* _What you are asked to do_
Your task is to copy the listing exactly, with the pictures left out.

** Begin Task material **

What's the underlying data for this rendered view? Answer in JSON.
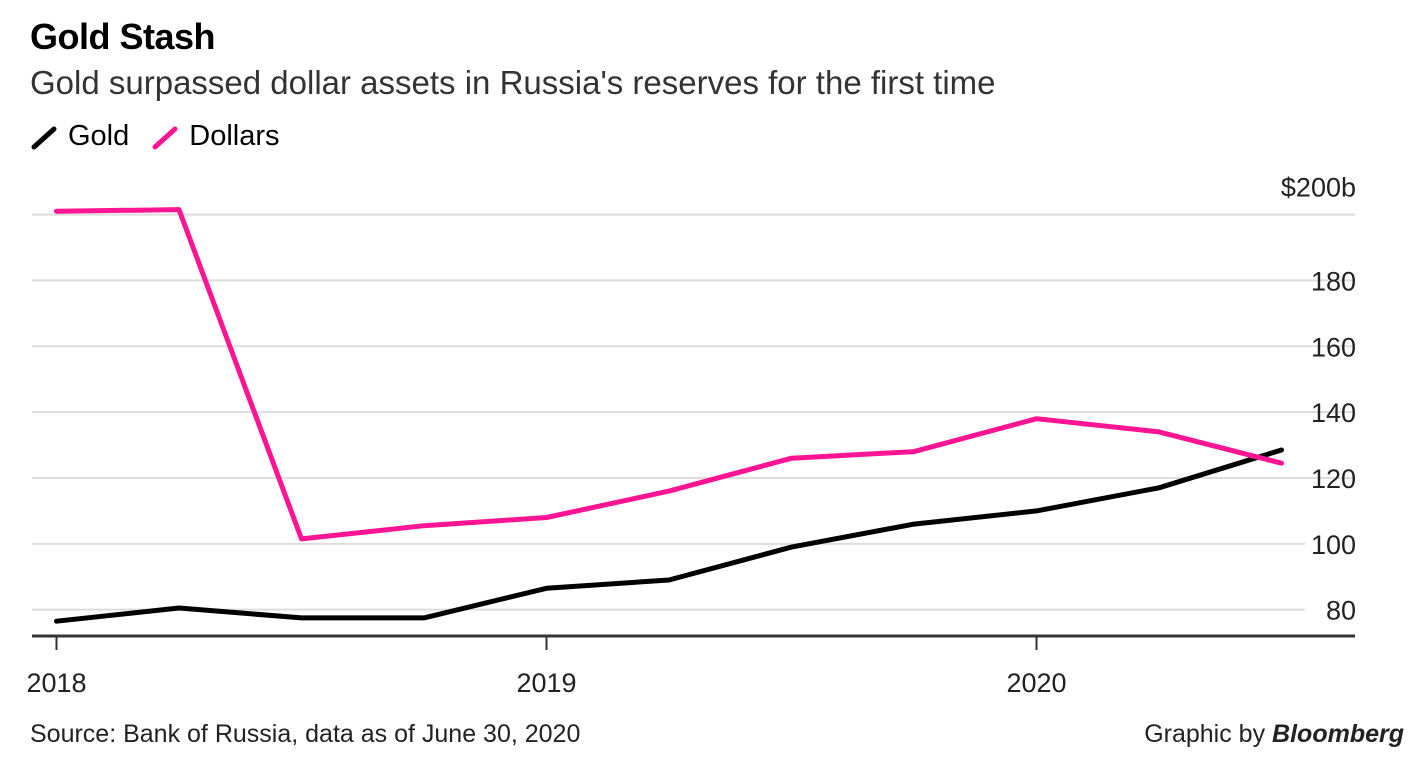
{
  "chart_data": {
    "type": "line",
    "title": "Gold Stash",
    "subtitle": "Gold surpassed dollar assets in Russia's reserves for the first time",
    "source": "Source: Bank of Russia, data as of June 30, 2020",
    "credit_prefix": "Graphic by ",
    "credit_brand": "Bloomberg",
    "x": [
      2018.0,
      2018.25,
      2018.5,
      2018.75,
      2019.0,
      2019.25,
      2019.5,
      2019.75,
      2020.0,
      2020.25,
      2020.5
    ],
    "series": [
      {
        "name": "Gold",
        "color": "#000000",
        "values": [
          76.5,
          80.5,
          77.5,
          77.5,
          86.5,
          89,
          99,
          106,
          110,
          117,
          128.5
        ]
      },
      {
        "name": "Dollars",
        "color": "#ff1493",
        "values": [
          201,
          201.5,
          101.5,
          105.5,
          108,
          116,
          126,
          128,
          138,
          134,
          124.5
        ]
      }
    ],
    "x_ticks": [
      {
        "value": 2018,
        "label": "2018"
      },
      {
        "value": 2019,
        "label": "2019"
      },
      {
        "value": 2020,
        "label": "2020"
      }
    ],
    "y_ticks": [
      {
        "value": 200,
        "label": "$200b"
      },
      {
        "value": 180,
        "label": "180"
      },
      {
        "value": 160,
        "label": "160"
      },
      {
        "value": 140,
        "label": "140"
      },
      {
        "value": 120,
        "label": "120"
      },
      {
        "value": 100,
        "label": "100"
      },
      {
        "value": 80,
        "label": "80"
      }
    ],
    "xlim": [
      2017.95,
      2020.65
    ],
    "ylim": [
      72,
      202
    ],
    "grid_values": [
      200,
      180,
      160,
      140,
      120,
      100,
      80
    ],
    "legend_position": "top-left",
    "axis_color": "#333333",
    "grid_color": "#dddddd"
  }
}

** End Task material **

* _Full answer_
What's the underlying data for this rendered view? Answer in JSON.
{
  "chart_data": {
    "type": "line",
    "title": "Gold Stash",
    "subtitle": "Gold surpassed dollar assets in Russia's reserves for the first time",
    "source": "Source: Bank of Russia, data as of June 30, 2020",
    "credit_prefix": "Graphic by ",
    "credit_brand": "Bloomberg",
    "x": [
      2018.0,
      2018.25,
      2018.5,
      2018.75,
      2019.0,
      2019.25,
      2019.5,
      2019.75,
      2020.0,
      2020.25,
      2020.5
    ],
    "series": [
      {
        "name": "Gold",
        "color": "#000000",
        "values": [
          76.5,
          80.5,
          77.5,
          77.5,
          86.5,
          89,
          99,
          106,
          110,
          117,
          128.5
        ]
      },
      {
        "name": "Dollars",
        "color": "#ff1493",
        "values": [
          201,
          201.5,
          101.5,
          105.5,
          108,
          116,
          126,
          128,
          138,
          134,
          124.5
        ]
      }
    ],
    "x_ticks": [
      {
        "value": 2018,
        "label": "2018"
      },
      {
        "value": 2019,
        "label": "2019"
      },
      {
        "value": 2020,
        "label": "2020"
      }
    ],
    "y_ticks": [
      {
        "value": 200,
        "label": "$200b"
      },
      {
        "value": 180,
        "label": "180"
      },
      {
        "value": 160,
        "label": "160"
      },
      {
        "value": 140,
        "label": "140"
      },
      {
        "value": 120,
        "label": "120"
      },
      {
        "value": 100,
        "label": "100"
      },
      {
        "value": 80,
        "label": "80"
      }
    ],
    "xlim": [
      2017.95,
      2020.65
    ],
    "ylim": [
      72,
      202
    ],
    "grid_values": [
      200,
      180,
      160,
      140,
      120,
      100,
      80
    ],
    "legend_position": "top-left",
    "axis_color": "#333333",
    "grid_color": "#dddddd"
  }
}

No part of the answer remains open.